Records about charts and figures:
==================================================
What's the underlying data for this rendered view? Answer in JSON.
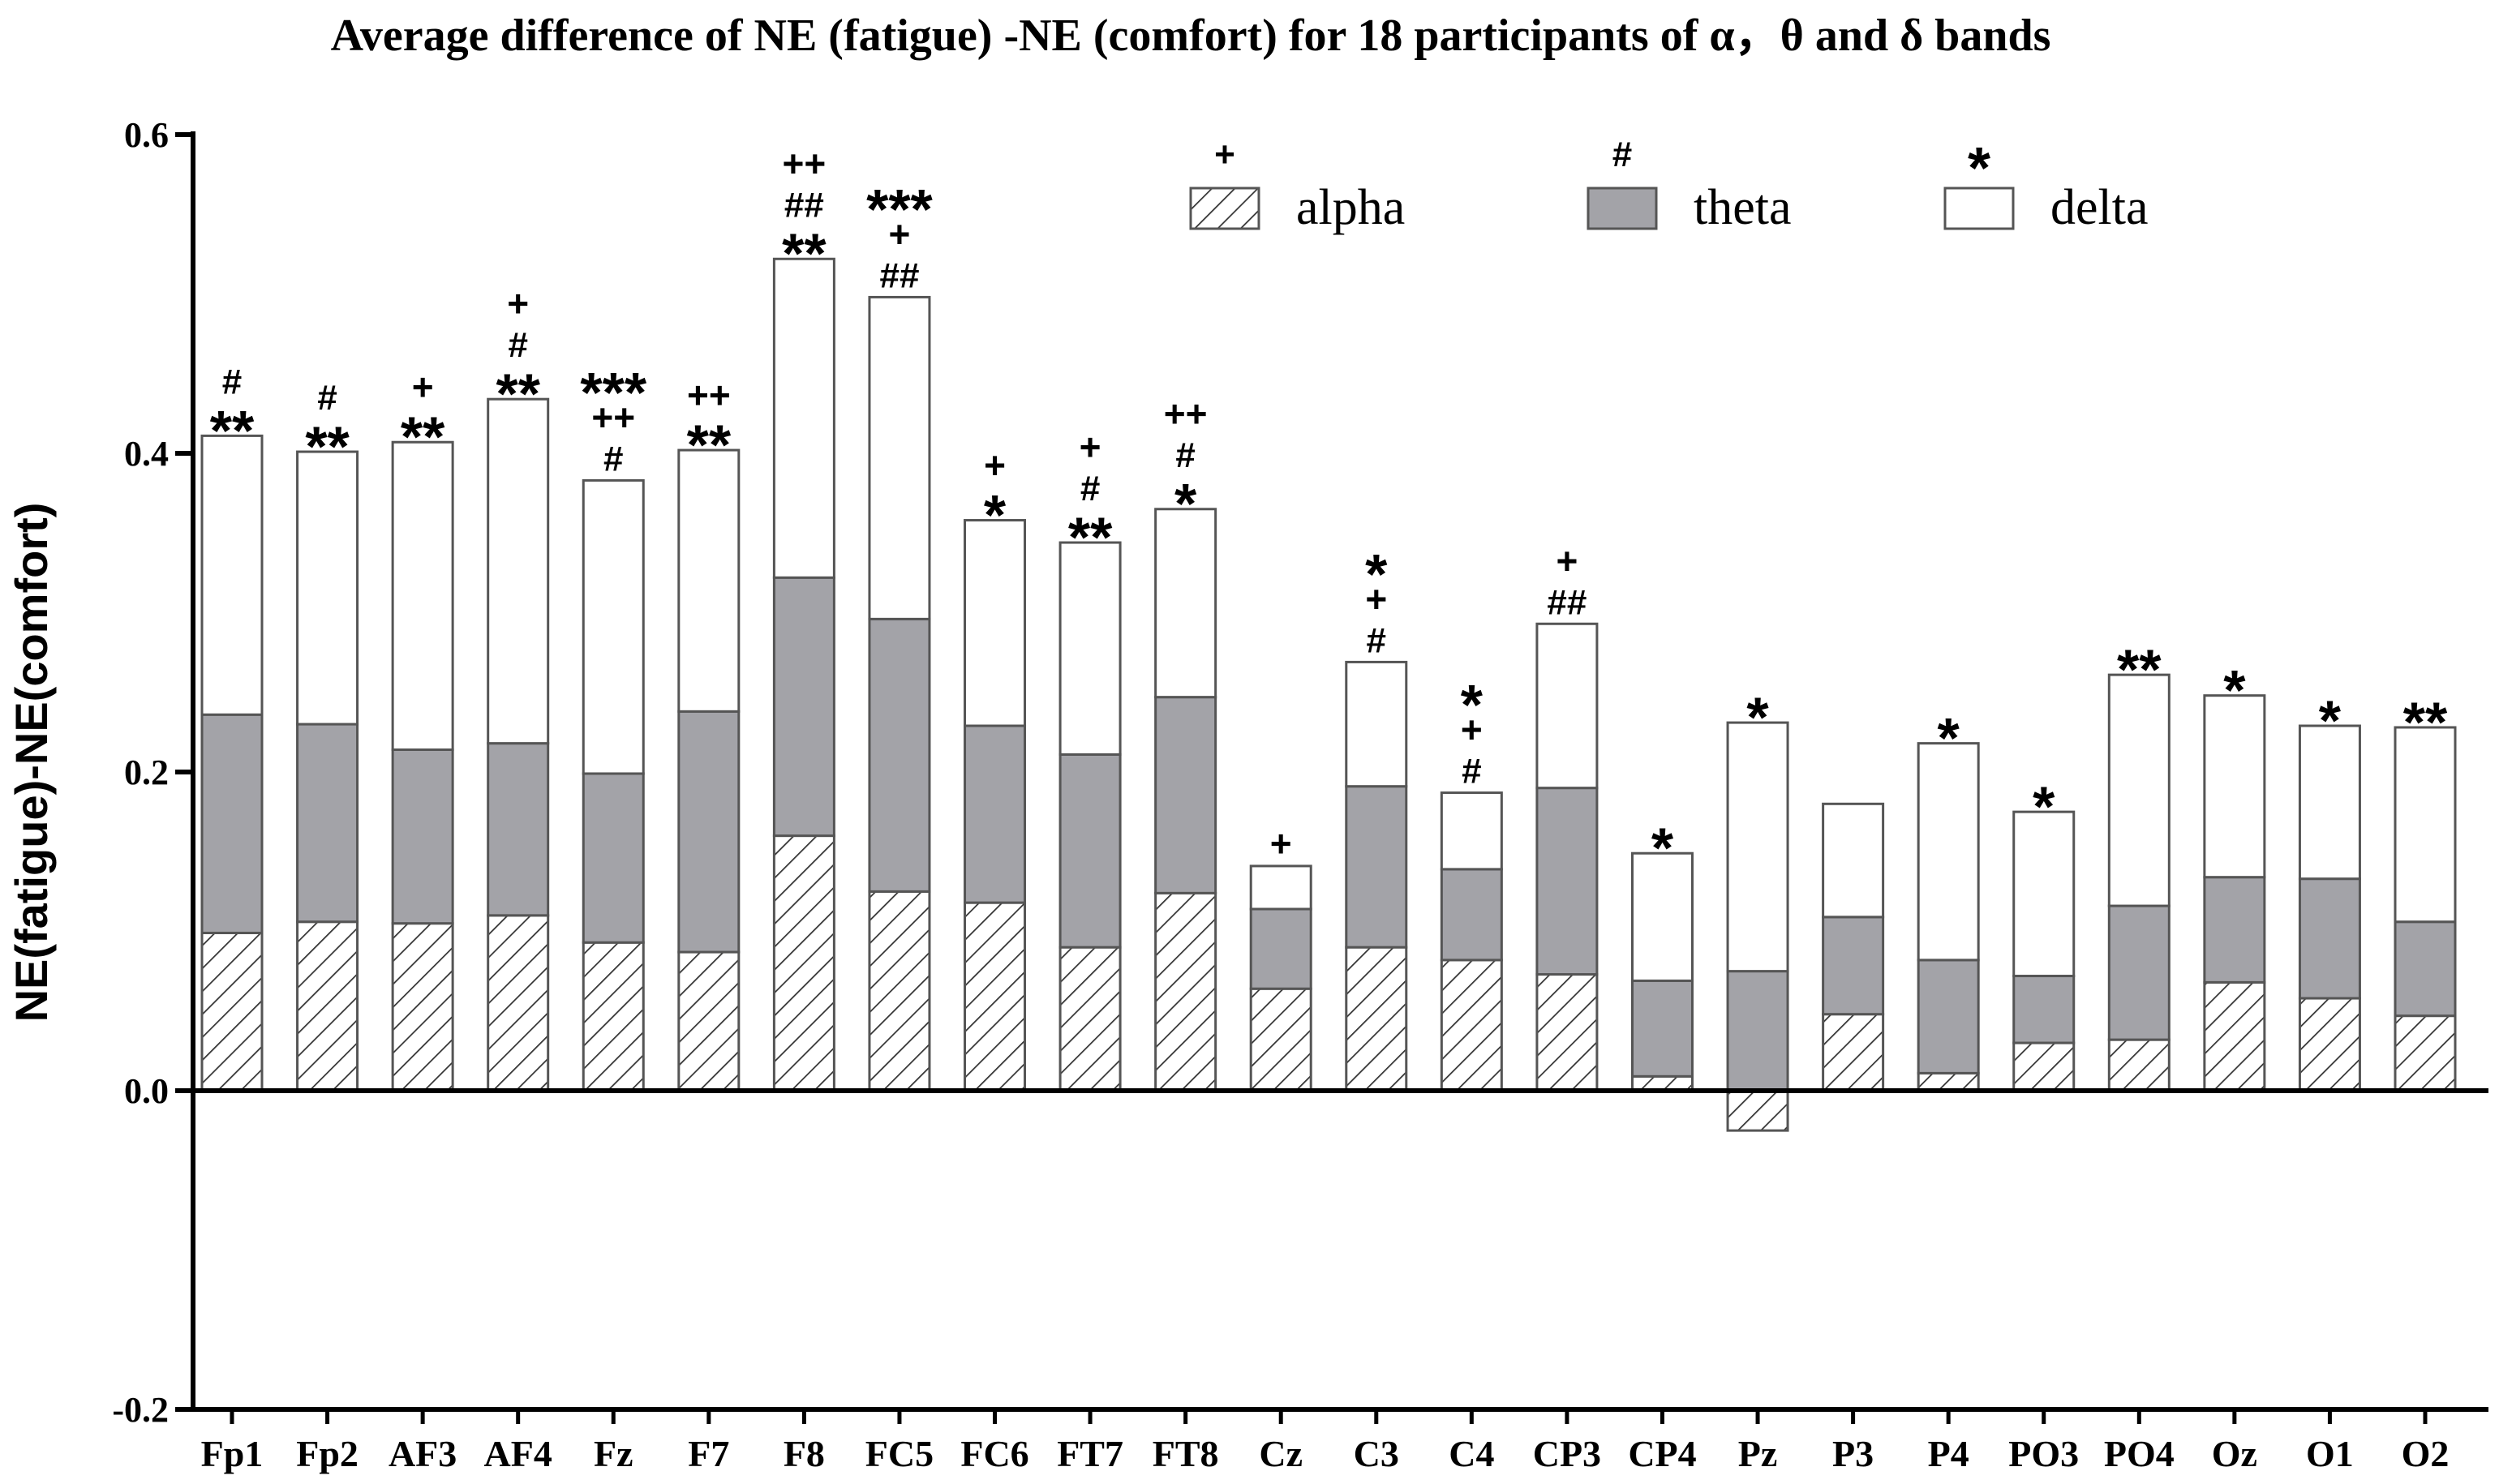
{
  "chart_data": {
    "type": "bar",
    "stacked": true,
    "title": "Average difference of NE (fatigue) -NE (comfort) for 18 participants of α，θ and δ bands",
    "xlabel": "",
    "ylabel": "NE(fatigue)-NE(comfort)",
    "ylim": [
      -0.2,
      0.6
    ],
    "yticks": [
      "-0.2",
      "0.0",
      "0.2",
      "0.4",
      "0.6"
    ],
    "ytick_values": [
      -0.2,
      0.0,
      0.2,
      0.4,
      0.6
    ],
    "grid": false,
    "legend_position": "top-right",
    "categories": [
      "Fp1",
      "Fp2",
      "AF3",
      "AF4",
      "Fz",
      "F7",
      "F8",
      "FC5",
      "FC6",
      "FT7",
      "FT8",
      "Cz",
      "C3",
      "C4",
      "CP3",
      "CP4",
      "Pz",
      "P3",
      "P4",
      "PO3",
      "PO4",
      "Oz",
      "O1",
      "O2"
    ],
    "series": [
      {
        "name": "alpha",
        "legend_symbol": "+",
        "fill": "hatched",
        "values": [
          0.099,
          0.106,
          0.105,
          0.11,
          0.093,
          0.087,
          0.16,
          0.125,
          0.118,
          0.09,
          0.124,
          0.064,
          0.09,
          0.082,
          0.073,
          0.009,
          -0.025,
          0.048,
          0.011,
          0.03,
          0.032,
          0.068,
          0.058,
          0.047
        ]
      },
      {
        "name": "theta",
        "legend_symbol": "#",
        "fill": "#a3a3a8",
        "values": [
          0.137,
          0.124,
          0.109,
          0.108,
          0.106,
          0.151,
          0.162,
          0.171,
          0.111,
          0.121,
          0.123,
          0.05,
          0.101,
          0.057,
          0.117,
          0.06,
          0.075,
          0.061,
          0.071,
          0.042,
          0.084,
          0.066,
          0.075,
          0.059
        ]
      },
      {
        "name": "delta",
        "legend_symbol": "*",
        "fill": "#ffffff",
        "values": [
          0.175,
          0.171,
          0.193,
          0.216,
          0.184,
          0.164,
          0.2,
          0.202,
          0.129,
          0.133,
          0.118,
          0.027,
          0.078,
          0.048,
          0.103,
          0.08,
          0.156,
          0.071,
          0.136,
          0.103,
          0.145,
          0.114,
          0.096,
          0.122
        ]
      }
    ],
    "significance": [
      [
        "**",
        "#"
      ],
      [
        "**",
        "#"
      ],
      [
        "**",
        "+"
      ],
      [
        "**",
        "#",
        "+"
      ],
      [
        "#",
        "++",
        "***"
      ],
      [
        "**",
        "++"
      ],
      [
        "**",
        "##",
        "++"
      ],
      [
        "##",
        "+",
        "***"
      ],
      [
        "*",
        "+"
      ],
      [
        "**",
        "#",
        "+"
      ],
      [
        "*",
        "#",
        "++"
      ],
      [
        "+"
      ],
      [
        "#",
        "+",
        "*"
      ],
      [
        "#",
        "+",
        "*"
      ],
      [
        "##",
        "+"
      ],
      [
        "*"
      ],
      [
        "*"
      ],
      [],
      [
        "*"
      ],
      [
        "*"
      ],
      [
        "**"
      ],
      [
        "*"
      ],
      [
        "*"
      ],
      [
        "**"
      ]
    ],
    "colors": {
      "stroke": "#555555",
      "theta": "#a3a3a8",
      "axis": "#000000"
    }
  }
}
==================================================
PROBLEM:
List every line above that contains the word "fill".

RESPONSE:
        "fill": "hatched",
        "fill": "#a3a3a8",
        "fill": "#ffffff",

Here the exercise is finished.